### Required work:
(1) From the Cosmic Caverns blog post, return word for word the part that opens with the words containing "When a cruise" and closes with "Highway 21 North.".
(2) Retype every line of the listing character for character, leaving out the picture.

### Document passage:
Tuesday, August 6, 2013


 When a cruise planned with the grand kids  on Beaver Lake got canceled because of thunderstorms in the area,  Kaitlyn, Jacob,  and I went to "Plan B" for our day trip last month.  Instead of exploring an above-ground lake, we got to explore some below-ground lakes! ( I mention this to explain why I have on white pants, which would have been suitable for a summer lake cruise.  However, I would not recommend white attire for a cave tour!  I came out looking like I was prepping for a Tide commercial!)
 We went "down under", that is, the "down under", known as Cosmic Caverns, just outside Berryville, Arkansas, on Highway 21 North.
 Most folks are familiar with the natural wonders of Arkansas above the ground, but there is another wilderness just beneath the surface.  I am referring to the limestone caves of the Ozarks.  Of the 2,000 documented caves in north Arkansas, 8 are privately owned, commercial tour caves, open to the public.  In addition, the U.S. Forest Service operates Blanchard Springs Caverns, near Mountain View, Arkansas.  (You can see the photos and text from  previous blogs I wrote about Blanchard Springs Caverns in the Archives --Dec 6, 2009 and June 16. 2009--
, shown on the right)

### Entries supplied:

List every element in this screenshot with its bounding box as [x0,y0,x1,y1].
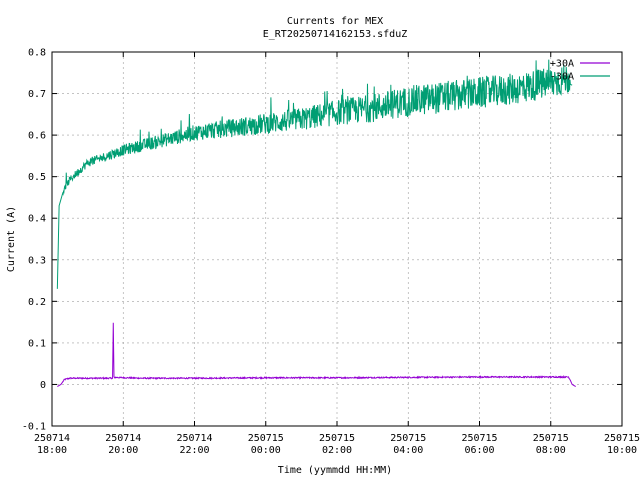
y-axis-label: Current (A) [6,206,17,272]
x-tick-time-label: 04:00 [393,445,423,456]
legend-label-1: +30A [550,59,574,70]
x-tick-date-label: 250715 [604,433,640,444]
x-axis-label: Time (yymmdd HH:MM) [278,465,392,476]
y-tick-label: 0.2 [28,297,46,308]
series-layer [56,59,576,387]
series-line-1 [57,322,576,387]
y-tick-label: 0.6 [28,131,46,142]
y-tick-label: 0.8 [28,48,46,59]
x-tick-time-label: 20:00 [108,445,138,456]
x-tick-time-label: 18:00 [37,445,67,456]
x-tick-time-label: 10:00 [607,445,637,456]
grid-lines [51,51,623,427]
y-tick-label: 0.4 [28,214,46,225]
x-tick-time-label: 06:00 [464,445,494,456]
x-tick-time-label: 08:00 [536,445,566,456]
y-tick-label: 0.3 [28,255,46,266]
x-tick-date-label: 250715 [461,433,497,444]
series-line-2 [56,59,573,289]
x-tick-date-label: 250715 [533,433,569,444]
x-tick-time-label: 02:00 [322,445,352,456]
x-tick-date-label: 250715 [390,433,426,444]
axis-ticks: -0.100.10.20.30.40.50.60.70.825071418:00… [22,48,640,457]
y-tick-label: 0.7 [28,89,46,100]
x-tick-date-label: 250714 [176,433,212,444]
x-tick-time-label: 22:00 [179,445,209,456]
y-tick-label: 0.5 [28,172,46,183]
legend: +30A -30A [550,59,610,83]
y-tick-label: -0.1 [22,422,46,433]
x-tick-date-label: 250715 [248,433,284,444]
y-tick-label: 0.1 [28,338,46,349]
x-tick-time-label: 00:00 [251,445,281,456]
x-tick-date-label: 250714 [105,433,141,444]
chart-title: Currents for MEX [287,16,383,27]
chart-subtitle: E_RT20250714162153.sfduZ [263,29,408,40]
legend-label-2: -30A [550,72,574,83]
x-tick-date-label: 250714 [34,433,70,444]
y-tick-label: 0 [40,380,46,391]
x-tick-date-label: 250715 [319,433,355,444]
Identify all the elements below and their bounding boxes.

### Solutions to the problems:
(1)
When a cruise planned with the grand kids  on Beaver Lake got canceled because of thunderstorms in the area,  Kaitlyn, Jacob,  and I went to "Plan B" for our day trip last month.  Instead of exploring an above-ground lake, we got to explore some below-ground lakes! ( I mention this to explain why I have on white pants, which would have been suitable for a summer lake cruise.  However, I would not recommend white attire for a cave tour!  I came out looking like I was prepping for a Tide commercial!)
 We went "down under", that is, the "down under", known as Cosmic Caverns, just outside Berryville, Arkansas, on Highway 21 North.

(2)
List every element in this screenshot with its bounding box as [x0,y0,x1,y1].
y-axis-label: Current (A) [6,206,17,272]
x-tick-time-label: 04:00 [393,445,423,456]
legend-label-1: +30A [550,59,574,70]
x-tick-date-label: 250715 [604,433,640,444]
x-axis-label: Time (yymmdd HH:MM) [278,465,392,476]
y-tick-label: 0.2 [28,297,46,308]
series-layer [56,59,576,387]
series-line-1 [57,322,576,387]
y-tick-label: 0.6 [28,131,46,142]
y-tick-label: 0.8 [28,48,46,59]
x-tick-time-label: 20:00 [108,445,138,456]
x-tick-time-label: 18:00 [37,445,67,456]
x-tick-time-label: 10:00 [607,445,637,456]
grid-lines [51,51,623,427]
y-tick-label: 0.4 [28,214,46,225]
x-tick-time-label: 06:00 [464,445,494,456]
x-tick-time-label: 08:00 [536,445,566,456]
y-tick-label: 0.3 [28,255,46,266]
x-tick-date-label: 250715 [461,433,497,444]
series-line-2 [56,59,573,289]
x-tick-date-label: 250715 [533,433,569,444]
x-tick-time-label: 02:00 [322,445,352,456]
x-tick-date-label: 250715 [390,433,426,444]
axis-ticks: -0.100.10.20.30.40.50.60.70.825071418:00… [22,48,640,457]
y-tick-label: 0.7 [28,89,46,100]
x-tick-date-label: 250714 [176,433,212,444]
x-tick-time-label: 22:00 [179,445,209,456]
y-tick-label: 0.5 [28,172,46,183]
legend: +30A -30A [550,59,610,83]
y-tick-label: -0.1 [22,422,46,433]
x-tick-date-label: 250715 [248,433,284,444]
y-tick-label: 0.1 [28,338,46,349]
x-tick-time-label: 00:00 [251,445,281,456]
x-tick-date-label: 250714 [105,433,141,444]
chart-title: Currents for MEX [287,16,383,27]
chart-subtitle: E_RT20250714162153.sfduZ [263,29,408,40]
legend-label-2: -30A [550,72,574,83]
x-tick-date-label: 250714 [34,433,70,444]
y-tick-label: 0 [40,380,46,391]
x-tick-date-label: 250715 [319,433,355,444]
Identify all the elements below and their bounding boxes.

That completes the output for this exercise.